> [What is expected]: Restate the full set of records exactly, word for word.

> [Dataset rows]:

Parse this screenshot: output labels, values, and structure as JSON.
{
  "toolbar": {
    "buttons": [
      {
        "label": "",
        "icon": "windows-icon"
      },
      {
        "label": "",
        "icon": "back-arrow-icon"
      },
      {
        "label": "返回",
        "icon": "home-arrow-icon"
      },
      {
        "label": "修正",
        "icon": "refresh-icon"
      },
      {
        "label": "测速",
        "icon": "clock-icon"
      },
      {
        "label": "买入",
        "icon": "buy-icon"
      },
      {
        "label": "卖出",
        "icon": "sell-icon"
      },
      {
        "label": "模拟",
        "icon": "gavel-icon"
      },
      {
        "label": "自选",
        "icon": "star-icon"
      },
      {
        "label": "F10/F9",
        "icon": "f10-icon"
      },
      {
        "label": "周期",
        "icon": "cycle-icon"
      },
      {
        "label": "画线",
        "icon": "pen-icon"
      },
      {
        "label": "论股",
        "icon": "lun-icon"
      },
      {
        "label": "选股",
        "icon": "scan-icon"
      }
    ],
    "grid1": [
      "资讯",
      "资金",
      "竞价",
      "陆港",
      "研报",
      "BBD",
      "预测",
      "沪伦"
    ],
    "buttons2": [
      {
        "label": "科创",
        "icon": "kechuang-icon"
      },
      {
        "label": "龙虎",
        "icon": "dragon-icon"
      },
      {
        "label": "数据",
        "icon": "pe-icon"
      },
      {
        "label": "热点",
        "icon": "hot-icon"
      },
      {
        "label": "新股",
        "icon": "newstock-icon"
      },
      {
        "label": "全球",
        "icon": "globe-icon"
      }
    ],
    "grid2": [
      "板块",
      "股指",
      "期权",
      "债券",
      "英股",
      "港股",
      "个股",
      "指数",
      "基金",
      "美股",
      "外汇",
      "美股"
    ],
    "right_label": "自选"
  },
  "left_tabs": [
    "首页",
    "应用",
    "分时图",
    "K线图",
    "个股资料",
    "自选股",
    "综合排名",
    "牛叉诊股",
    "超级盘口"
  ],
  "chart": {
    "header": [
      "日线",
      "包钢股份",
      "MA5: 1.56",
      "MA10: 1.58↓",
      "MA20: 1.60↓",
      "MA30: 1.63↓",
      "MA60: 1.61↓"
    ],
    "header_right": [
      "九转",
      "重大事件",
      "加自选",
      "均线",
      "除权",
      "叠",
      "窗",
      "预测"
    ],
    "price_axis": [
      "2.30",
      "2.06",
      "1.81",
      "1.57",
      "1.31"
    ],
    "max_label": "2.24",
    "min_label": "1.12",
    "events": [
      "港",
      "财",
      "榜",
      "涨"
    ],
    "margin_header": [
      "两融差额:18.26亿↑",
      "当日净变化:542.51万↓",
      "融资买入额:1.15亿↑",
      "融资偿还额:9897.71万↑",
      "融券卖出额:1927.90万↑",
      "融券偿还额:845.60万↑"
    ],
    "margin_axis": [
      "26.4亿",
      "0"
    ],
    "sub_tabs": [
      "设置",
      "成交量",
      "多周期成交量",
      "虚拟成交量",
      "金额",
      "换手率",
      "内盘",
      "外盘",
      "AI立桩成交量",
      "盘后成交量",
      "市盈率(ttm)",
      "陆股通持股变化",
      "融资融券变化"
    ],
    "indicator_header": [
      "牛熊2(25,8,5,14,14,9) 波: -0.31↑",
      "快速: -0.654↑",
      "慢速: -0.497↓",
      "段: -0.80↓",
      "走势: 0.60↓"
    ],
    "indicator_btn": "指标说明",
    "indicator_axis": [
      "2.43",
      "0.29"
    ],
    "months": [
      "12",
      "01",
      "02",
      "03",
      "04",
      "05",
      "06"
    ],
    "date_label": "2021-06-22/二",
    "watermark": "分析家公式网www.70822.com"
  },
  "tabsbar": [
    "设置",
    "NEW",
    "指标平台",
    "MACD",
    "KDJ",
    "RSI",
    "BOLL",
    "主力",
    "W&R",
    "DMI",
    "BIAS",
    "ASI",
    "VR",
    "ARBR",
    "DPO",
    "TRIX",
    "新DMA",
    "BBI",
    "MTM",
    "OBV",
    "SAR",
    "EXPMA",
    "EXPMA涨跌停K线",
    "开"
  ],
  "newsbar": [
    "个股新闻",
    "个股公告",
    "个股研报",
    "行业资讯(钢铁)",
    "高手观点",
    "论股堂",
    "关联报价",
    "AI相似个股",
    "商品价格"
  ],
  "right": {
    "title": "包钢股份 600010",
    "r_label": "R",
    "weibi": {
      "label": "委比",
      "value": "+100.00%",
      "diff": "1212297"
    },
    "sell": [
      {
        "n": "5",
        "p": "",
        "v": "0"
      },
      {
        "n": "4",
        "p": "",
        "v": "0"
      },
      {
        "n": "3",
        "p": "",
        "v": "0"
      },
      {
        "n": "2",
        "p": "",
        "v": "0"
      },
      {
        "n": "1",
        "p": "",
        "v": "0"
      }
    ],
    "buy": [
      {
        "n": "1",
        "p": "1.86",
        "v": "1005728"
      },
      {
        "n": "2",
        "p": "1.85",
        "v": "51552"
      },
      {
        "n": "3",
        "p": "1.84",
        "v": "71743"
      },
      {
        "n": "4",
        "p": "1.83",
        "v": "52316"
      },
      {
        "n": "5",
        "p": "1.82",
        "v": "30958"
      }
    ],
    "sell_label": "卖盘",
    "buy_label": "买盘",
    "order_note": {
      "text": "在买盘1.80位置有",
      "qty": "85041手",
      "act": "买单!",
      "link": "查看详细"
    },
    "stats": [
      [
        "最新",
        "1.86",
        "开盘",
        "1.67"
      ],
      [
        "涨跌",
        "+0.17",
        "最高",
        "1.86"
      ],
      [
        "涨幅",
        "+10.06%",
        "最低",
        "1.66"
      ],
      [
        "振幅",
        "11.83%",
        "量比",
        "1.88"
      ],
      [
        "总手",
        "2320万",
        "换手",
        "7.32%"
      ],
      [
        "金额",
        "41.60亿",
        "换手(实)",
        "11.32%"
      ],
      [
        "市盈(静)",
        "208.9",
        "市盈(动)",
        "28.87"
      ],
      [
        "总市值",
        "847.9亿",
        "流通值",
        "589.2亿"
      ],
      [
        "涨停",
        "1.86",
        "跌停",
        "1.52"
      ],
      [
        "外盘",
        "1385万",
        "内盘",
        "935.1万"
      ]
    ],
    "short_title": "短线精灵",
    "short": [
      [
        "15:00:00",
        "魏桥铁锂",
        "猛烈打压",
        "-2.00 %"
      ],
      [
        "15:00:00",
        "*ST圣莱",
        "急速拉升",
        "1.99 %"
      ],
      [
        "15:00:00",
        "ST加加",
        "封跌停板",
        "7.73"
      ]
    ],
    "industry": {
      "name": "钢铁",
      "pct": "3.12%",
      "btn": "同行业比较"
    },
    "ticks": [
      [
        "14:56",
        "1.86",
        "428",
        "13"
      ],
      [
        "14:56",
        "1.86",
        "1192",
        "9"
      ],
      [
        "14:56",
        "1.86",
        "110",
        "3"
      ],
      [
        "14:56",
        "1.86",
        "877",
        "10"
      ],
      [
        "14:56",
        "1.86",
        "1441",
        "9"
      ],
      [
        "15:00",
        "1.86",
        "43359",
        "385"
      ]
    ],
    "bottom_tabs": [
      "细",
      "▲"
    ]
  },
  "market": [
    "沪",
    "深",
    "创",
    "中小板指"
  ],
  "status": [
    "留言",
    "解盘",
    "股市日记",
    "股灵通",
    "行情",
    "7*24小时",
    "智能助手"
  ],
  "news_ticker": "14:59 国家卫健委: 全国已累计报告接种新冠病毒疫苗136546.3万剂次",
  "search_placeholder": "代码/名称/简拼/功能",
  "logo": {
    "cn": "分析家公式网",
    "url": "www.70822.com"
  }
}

> [Solution for this exercise]:
Parse this screenshot: output labels, values, and structure as JSON.
{
  "toolbar": {
    "buttons": [
      {
        "label": "",
        "icon": "windows-icon"
      },
      {
        "label": "",
        "icon": "back-arrow-icon"
      },
      {
        "label": "返回",
        "icon": "home-arrow-icon"
      },
      {
        "label": "修正",
        "icon": "refresh-icon"
      },
      {
        "label": "测速",
        "icon": "clock-icon"
      },
      {
        "label": "买入",
        "icon": "buy-icon"
      },
      {
        "label": "卖出",
        "icon": "sell-icon"
      },
      {
        "label": "模拟",
        "icon": "gavel-icon"
      },
      {
        "label": "自选",
        "icon": "star-icon"
      },
      {
        "label": "F10/F9",
        "icon": "f10-icon"
      },
      {
        "label": "周期",
        "icon": "cycle-icon"
      },
      {
        "label": "画线",
        "icon": "pen-icon"
      },
      {
        "label": "论股",
        "icon": "lun-icon"
      },
      {
        "label": "选股",
        "icon": "scan-icon"
      }
    ],
    "grid1": [
      "资讯",
      "资金",
      "竞价",
      "陆港",
      "研报",
      "BBD",
      "预测",
      "沪伦"
    ],
    "buttons2": [
      {
        "label": "科创",
        "icon": "kechuang-icon"
      },
      {
        "label": "龙虎",
        "icon": "dragon-icon"
      },
      {
        "label": "数据",
        "icon": "pe-icon"
      },
      {
        "label": "热点",
        "icon": "hot-icon"
      },
      {
        "label": "新股",
        "icon": "newstock-icon"
      },
      {
        "label": "全球",
        "icon": "globe-icon"
      }
    ],
    "grid2": [
      "板块",
      "股指",
      "期权",
      "债券",
      "英股",
      "港股",
      "个股",
      "指数",
      "基金",
      "美股",
      "外汇",
      "美股"
    ],
    "right_label": "自选"
  },
  "left_tabs": [
    "首页",
    "应用",
    "分时图",
    "K线图",
    "个股资料",
    "自选股",
    "综合排名",
    "牛叉诊股",
    "超级盘口"
  ],
  "chart": {
    "header": [
      "日线",
      "包钢股份",
      "MA5: 1.56",
      "MA10: 1.58↓",
      "MA20: 1.60↓",
      "MA30: 1.63↓",
      "MA60: 1.61↓"
    ],
    "header_right": [
      "九转",
      "重大事件",
      "加自选",
      "均线",
      "除权",
      "叠",
      "窗",
      "预测"
    ],
    "price_axis": [
      "2.30",
      "2.06",
      "1.81",
      "1.57",
      "1.31"
    ],
    "max_label": "2.24",
    "min_label": "1.12",
    "events": [
      "港",
      "财",
      "榜",
      "涨"
    ],
    "margin_header": [
      "两融差额:18.26亿↑",
      "当日净变化:542.51万↓",
      "融资买入额:1.15亿↑",
      "融资偿还额:9897.71万↑",
      "融券卖出额:1927.90万↑",
      "融券偿还额:845.60万↑"
    ],
    "margin_axis": [
      "26.4亿",
      "0"
    ],
    "sub_tabs": [
      "设置",
      "成交量",
      "多周期成交量",
      "虚拟成交量",
      "金额",
      "换手率",
      "内盘",
      "外盘",
      "AI立桩成交量",
      "盘后成交量",
      "市盈率(ttm)",
      "陆股通持股变化",
      "融资融券变化"
    ],
    "indicator_header": [
      "牛熊2(25,8,5,14,14,9) 波: -0.31↑",
      "快速: -0.654↑",
      "慢速: -0.497↓",
      "段: -0.80↓",
      "走势: 0.60↓"
    ],
    "indicator_btn": "指标说明",
    "indicator_axis": [
      "2.43",
      "0.29"
    ],
    "months": [
      "12",
      "01",
      "02",
      "03",
      "04",
      "05",
      "06"
    ],
    "date_label": "2021-06-22/二",
    "watermark": "分析家公式网www.70822.com"
  },
  "tabsbar": [
    "设置",
    "NEW",
    "指标平台",
    "MACD",
    "KDJ",
    "RSI",
    "BOLL",
    "主力",
    "W&R",
    "DMI",
    "BIAS",
    "ASI",
    "VR",
    "ARBR",
    "DPO",
    "TRIX",
    "新DMA",
    "BBI",
    "MTM",
    "OBV",
    "SAR",
    "EXPMA",
    "EXPMA涨跌停K线",
    "开"
  ],
  "newsbar": [
    "个股新闻",
    "个股公告",
    "个股研报",
    "行业资讯(钢铁)",
    "高手观点",
    "论股堂",
    "关联报价",
    "AI相似个股",
    "商品价格"
  ],
  "right": {
    "title": "包钢股份 600010",
    "r_label": "R",
    "weibi": {
      "label": "委比",
      "value": "+100.00%",
      "diff": "1212297"
    },
    "sell": [
      {
        "n": "5",
        "p": "",
        "v": "0"
      },
      {
        "n": "4",
        "p": "",
        "v": "0"
      },
      {
        "n": "3",
        "p": "",
        "v": "0"
      },
      {
        "n": "2",
        "p": "",
        "v": "0"
      },
      {
        "n": "1",
        "p": "",
        "v": "0"
      }
    ],
    "buy": [
      {
        "n": "1",
        "p": "1.86",
        "v": "1005728"
      },
      {
        "n": "2",
        "p": "1.85",
        "v": "51552"
      },
      {
        "n": "3",
        "p": "1.84",
        "v": "71743"
      },
      {
        "n": "4",
        "p": "1.83",
        "v": "52316"
      },
      {
        "n": "5",
        "p": "1.82",
        "v": "30958"
      }
    ],
    "sell_label": "卖盘",
    "buy_label": "买盘",
    "order_note": {
      "text": "在买盘1.80位置有",
      "qty": "85041手",
      "act": "买单!",
      "link": "查看详细"
    },
    "stats": [
      [
        "最新",
        "1.86",
        "开盘",
        "1.67"
      ],
      [
        "涨跌",
        "+0.17",
        "最高",
        "1.86"
      ],
      [
        "涨幅",
        "+10.06%",
        "最低",
        "1.66"
      ],
      [
        "振幅",
        "11.83%",
        "量比",
        "1.88"
      ],
      [
        "总手",
        "2320万",
        "换手",
        "7.32%"
      ],
      [
        "金额",
        "41.60亿",
        "换手(实)",
        "11.32%"
      ],
      [
        "市盈(静)",
        "208.9",
        "市盈(动)",
        "28.87"
      ],
      [
        "总市值",
        "847.9亿",
        "流通值",
        "589.2亿"
      ],
      [
        "涨停",
        "1.86",
        "跌停",
        "1.52"
      ],
      [
        "外盘",
        "1385万",
        "内盘",
        "935.1万"
      ]
    ],
    "short_title": "短线精灵",
    "short": [
      [
        "15:00:00",
        "魏桥铁锂",
        "猛烈打压",
        "-2.00 %"
      ],
      [
        "15:00:00",
        "*ST圣莱",
        "急速拉升",
        "1.99 %"
      ],
      [
        "15:00:00",
        "ST加加",
        "封跌停板",
        "7.73"
      ]
    ],
    "industry": {
      "name": "钢铁",
      "pct": "3.12%",
      "btn": "同行业比较"
    },
    "ticks": [
      [
        "14:56",
        "1.86",
        "428",
        "13"
      ],
      [
        "14:56",
        "1.86",
        "1192",
        "9"
      ],
      [
        "14:56",
        "1.86",
        "110",
        "3"
      ],
      [
        "14:56",
        "1.86",
        "877",
        "10"
      ],
      [
        "14:56",
        "1.86",
        "1441",
        "9"
      ],
      [
        "15:00",
        "1.86",
        "43359",
        "385"
      ]
    ],
    "bottom_tabs": [
      "细",
      "▲"
    ]
  },
  "market": [
    "沪",
    "深",
    "创",
    "中小板指"
  ],
  "status": [
    "留言",
    "解盘",
    "股市日记",
    "股灵通",
    "行情",
    "7*24小时",
    "智能助手"
  ],
  "news_ticker": "14:59 国家卫健委: 全国已累计报告接种新冠病毒疫苗136546.3万剂次",
  "search_placeholder": "代码/名称/简拼/功能",
  "logo": {
    "cn": "分析家公式网",
    "url": "www.70822.com"
  }
}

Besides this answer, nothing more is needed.